- TASK DESCRIPTION: Exactly reproduce each record listed below.

- MATERIAL:
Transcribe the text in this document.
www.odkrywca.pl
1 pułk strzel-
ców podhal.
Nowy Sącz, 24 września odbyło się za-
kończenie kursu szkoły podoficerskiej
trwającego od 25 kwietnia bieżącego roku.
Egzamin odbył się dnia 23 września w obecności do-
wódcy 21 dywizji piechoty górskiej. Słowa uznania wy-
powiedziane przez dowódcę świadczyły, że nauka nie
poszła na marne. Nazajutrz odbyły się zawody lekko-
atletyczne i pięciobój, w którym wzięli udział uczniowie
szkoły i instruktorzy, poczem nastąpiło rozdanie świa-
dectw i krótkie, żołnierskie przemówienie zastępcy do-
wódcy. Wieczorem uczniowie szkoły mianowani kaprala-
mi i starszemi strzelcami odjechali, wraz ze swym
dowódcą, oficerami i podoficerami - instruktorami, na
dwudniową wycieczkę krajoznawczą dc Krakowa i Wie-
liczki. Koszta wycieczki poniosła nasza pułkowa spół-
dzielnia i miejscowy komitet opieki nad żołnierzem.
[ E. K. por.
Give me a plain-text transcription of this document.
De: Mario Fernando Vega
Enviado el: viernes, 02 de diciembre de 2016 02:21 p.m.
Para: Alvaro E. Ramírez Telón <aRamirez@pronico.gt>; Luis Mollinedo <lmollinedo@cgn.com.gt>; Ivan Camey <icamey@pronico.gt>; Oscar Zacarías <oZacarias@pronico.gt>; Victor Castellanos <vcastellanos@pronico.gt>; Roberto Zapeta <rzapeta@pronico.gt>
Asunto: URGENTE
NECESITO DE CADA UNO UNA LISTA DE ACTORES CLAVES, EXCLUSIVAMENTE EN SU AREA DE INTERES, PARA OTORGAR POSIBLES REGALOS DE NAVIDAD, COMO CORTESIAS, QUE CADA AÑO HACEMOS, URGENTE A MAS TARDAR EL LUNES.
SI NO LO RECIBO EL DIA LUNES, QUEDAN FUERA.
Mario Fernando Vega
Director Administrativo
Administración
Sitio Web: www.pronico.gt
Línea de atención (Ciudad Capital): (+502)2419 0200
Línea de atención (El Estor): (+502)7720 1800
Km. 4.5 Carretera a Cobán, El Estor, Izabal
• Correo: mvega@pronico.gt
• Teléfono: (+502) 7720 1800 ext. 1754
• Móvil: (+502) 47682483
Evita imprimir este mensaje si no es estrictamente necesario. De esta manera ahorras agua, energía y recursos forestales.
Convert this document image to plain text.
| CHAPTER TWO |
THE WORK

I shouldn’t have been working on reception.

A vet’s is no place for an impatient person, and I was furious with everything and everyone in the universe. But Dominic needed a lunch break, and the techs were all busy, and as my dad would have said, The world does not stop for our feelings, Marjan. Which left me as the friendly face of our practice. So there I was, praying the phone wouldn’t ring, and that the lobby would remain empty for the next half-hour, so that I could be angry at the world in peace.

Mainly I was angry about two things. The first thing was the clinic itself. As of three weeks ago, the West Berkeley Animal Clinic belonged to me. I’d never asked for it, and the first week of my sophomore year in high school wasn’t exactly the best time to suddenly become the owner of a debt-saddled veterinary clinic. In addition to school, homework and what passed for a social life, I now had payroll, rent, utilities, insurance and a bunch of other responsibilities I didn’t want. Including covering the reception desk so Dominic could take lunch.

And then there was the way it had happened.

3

- REPLY TO THE EXERCISE:
Transcribe the text in this document.
www.odkrywca.pl
1 pułk strzel-
ców podhal.
Nowy Sącz, 24 września odbyło się za-
kończenie kursu szkoły podoficerskiej
trwającego od 25 kwietnia bieżącego roku.
Egzamin odbył się dnia 23 września w obecności do-
wódcy 21 dywizji piechoty górskiej. Słowa uznania wy-
powiedziane przez dowódcę świadczyły, że nauka nie
poszła na marne. Nazajutrz odbyły się zawody lekko-
atletyczne i pięciobój, w którym wzięli udział uczniowie
szkoły i instruktorzy, poczem nastąpiło rozdanie świa-
dectw i krótkie, żołnierskie przemówienie zastępcy do-
wódcy. Wieczorem uczniowie szkoły mianowani kaprala-
mi i starszemi strzelcami odjechali, wraz ze swym
dowódcą, oficerami i podoficerami - instruktorami, na
dwudniową wycieczkę krajoznawczą dc Krakowa i Wie-
liczki. Koszta wycieczki poniosła nasza pułkowa spół-
dzielnia i miejscowy komitet opieki nad żołnierzem.
[ E. K. por.
Give me a plain-text transcription of this document.
De: Mario Fernando Vega
Enviado el: viernes, 02 de diciembre de 2016 02:21 p.m.
Para: Alvaro E. Ramírez Telón <aRamirez@pronico.gt>; Luis Mollinedo <lmollinedo@cgn.com.gt>; Ivan Camey <icamey@pronico.gt>; Oscar Zacarías <oZacarias@pronico.gt>; Victor Castellanos <vcastellanos@pronico.gt>; Roberto Zapeta <rzapeta@pronico.gt>
Asunto: URGENTE
NECESITO DE CADA UNO UNA LISTA DE ACTORES CLAVES, EXCLUSIVAMENTE EN SU AREA DE INTERES, PARA OTORGAR POSIBLES REGALOS DE NAVIDAD, COMO CORTESIAS, QUE CADA AÑO HACEMOS, URGENTE A MAS TARDAR EL LUNES.
SI NO LO RECIBO EL DIA LUNES, QUEDAN FUERA.
Mario Fernando Vega
Director Administrativo
Administración
Sitio Web: www.pronico.gt
Línea de atención (Ciudad Capital): (+502)2419 0200
Línea de atención (El Estor): (+502)7720 1800
Km. 4.5 Carretera a Cobán, El Estor, Izabal
• Correo: mvega@pronico.gt
• Teléfono: (+502) 7720 1800 ext. 1754
• Móvil: (+502) 47682483
Evita imprimir este mensaje si no es estrictamente necesario. De esta manera ahorras agua, energía y recursos forestales.
Convert this document image to plain text.
| CHAPTER TWO |
THE WORK

I shouldn’t have been working on reception.

A vet’s is no place for an impatient person, and I was furious with everything and everyone in the universe. But Dominic needed a lunch break, and the techs were all busy, and as my dad would have said, The world does not stop for our feelings, Marjan. Which left me as the friendly face of our practice. So there I was, praying the phone wouldn’t ring, and that the lobby would remain empty for the next half-hour, so that I could be angry at the world in peace.

Mainly I was angry about two things. The first thing was the clinic itself. As of three weeks ago, the West Berkeley Animal Clinic belonged to me. I’d never asked for it, and the first week of my sophomore year in high school wasn’t exactly the best time to suddenly become the owner of a debt-saddled veterinary clinic. In addition to school, homework and what passed for a social life, I now had payroll, rent, utilities, insurance and a bunch of other responsibilities I didn’t want. Including covering the reception desk so Dominic could take lunch.

And then there was the way it had happened.

3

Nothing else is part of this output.